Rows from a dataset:
____________________

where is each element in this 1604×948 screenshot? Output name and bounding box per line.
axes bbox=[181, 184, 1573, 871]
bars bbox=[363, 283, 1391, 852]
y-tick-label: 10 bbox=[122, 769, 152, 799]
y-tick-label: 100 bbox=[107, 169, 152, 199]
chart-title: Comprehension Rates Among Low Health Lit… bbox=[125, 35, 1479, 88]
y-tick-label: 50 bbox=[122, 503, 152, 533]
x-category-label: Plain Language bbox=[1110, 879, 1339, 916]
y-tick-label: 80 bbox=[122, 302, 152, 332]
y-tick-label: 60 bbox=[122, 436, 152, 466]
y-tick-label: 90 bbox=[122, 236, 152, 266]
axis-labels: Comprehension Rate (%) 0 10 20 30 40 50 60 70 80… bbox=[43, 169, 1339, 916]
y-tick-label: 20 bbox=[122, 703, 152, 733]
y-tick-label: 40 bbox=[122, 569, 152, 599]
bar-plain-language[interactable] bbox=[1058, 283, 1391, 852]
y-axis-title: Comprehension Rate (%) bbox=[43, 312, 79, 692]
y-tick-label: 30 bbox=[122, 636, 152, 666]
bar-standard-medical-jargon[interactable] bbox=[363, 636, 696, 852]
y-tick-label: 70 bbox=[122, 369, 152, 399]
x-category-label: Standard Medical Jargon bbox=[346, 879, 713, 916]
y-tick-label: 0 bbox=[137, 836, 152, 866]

____________________

INSTRUCTION: Reproduce every one of the rows above word for word, character for character, in the same order.

TASK RESPONSE:
where is each element in this 1604×948 screenshot? Output name and bounding box per line.
axes bbox=[181, 184, 1573, 871]
bars bbox=[363, 283, 1391, 852]
y-tick-label: 10 bbox=[122, 769, 152, 799]
y-tick-label: 100 bbox=[107, 169, 152, 199]
chart-title: Comprehension Rates Among Low Health Lit… bbox=[125, 35, 1479, 88]
y-tick-label: 50 bbox=[122, 503, 152, 533]
x-category-label: Plain Language bbox=[1110, 879, 1339, 916]
y-tick-label: 80 bbox=[122, 302, 152, 332]
y-tick-label: 60 bbox=[122, 436, 152, 466]
y-tick-label: 90 bbox=[122, 236, 152, 266]
axis-labels: Comprehension Rate (%) 0 10 20 30 40 50 60 70 80… bbox=[43, 169, 1339, 916]
y-tick-label: 20 bbox=[122, 703, 152, 733]
y-tick-label: 40 bbox=[122, 569, 152, 599]
bar-plain-language[interactable] bbox=[1058, 283, 1391, 852]
y-axis-title: Comprehension Rate (%) bbox=[43, 312, 79, 692]
y-tick-label: 30 bbox=[122, 636, 152, 666]
bar-standard-medical-jargon[interactable] bbox=[363, 636, 696, 852]
y-tick-label: 70 bbox=[122, 369, 152, 399]
x-category-label: Standard Medical Jargon bbox=[346, 879, 713, 916]
y-tick-label: 0 bbox=[137, 836, 152, 866]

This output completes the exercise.